## EXERCISE TASK
What follows is a listing. Return every line of it exactly.

## EXTRACTED RECORDS

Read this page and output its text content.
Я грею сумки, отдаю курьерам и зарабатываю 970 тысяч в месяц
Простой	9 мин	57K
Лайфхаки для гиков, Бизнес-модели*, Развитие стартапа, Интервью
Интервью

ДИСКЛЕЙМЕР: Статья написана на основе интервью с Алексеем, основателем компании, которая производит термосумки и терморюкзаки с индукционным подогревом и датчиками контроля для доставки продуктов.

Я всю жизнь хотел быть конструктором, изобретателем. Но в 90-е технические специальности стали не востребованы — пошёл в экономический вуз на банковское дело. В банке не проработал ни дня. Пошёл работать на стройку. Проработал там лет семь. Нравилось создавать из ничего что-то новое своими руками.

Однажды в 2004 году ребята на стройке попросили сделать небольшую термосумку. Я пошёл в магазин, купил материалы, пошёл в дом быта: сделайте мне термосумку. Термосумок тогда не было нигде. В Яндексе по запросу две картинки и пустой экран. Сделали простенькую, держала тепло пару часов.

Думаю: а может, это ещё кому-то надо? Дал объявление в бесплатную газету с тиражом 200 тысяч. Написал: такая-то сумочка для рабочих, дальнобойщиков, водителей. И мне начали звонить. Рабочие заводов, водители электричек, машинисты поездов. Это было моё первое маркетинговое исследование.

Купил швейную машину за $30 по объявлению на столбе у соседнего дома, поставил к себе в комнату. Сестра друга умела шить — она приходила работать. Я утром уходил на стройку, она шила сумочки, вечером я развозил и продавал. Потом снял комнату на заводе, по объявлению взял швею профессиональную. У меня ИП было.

## EXPECTED ANSWER
Read this page and output its text content.
Я грею сумки, отдаю курьерам и зарабатываю 970 тысяч в месяц
Простой	9 мин	57K
Лайфхаки для гиков, Бизнес-модели*, Развитие стартапа, Интервью
Интервью

ДИСКЛЕЙМЕР: Статья написана на основе интервью с Алексеем, основателем компании, которая производит термосумки и терморюкзаки с индукционным подогревом и датчиками контроля для доставки продуктов.

Я всю жизнь хотел быть конструктором, изобретателем. Но в 90-е технические специальности стали не востребованы — пошёл в экономический вуз на банковское дело. В банке не проработал ни дня. Пошёл работать на стройку. Проработал там лет семь. Нравилось создавать из ничего что-то новое своими руками.

Однажды в 2004 году ребята на стройке попросили сделать небольшую термосумку. Я пошёл в магазин, купил материалы, пошёл в дом быта: сделайте мне термосумку. Термосумок тогда не было нигде. В Яндексе по запросу две картинки и пустой экран. Сделали простенькую, держала тепло пару часов.

Думаю: а может, это ещё кому-то надо? Дал объявление в бесплатную газету с тиражом 200 тысяч. Написал: такая-то сумочка для рабочих, дальнобойщиков, водителей. И мне начали звонить. Рабочие заводов, водители электричек, машинисты поездов. Это было моё первое маркетинговое исследование.

Купил швейную машину за $30 по объявлению на столбе у соседнего дома, поставил к себе в комнату. Сестра друга умела шить — она приходила работать. Я утром уходил на стройку, она шила сумочки, вечером я развозил и продавал. Потом снял комнату на заводе, по объявлению взял швею профессиональную. У меня ИП было.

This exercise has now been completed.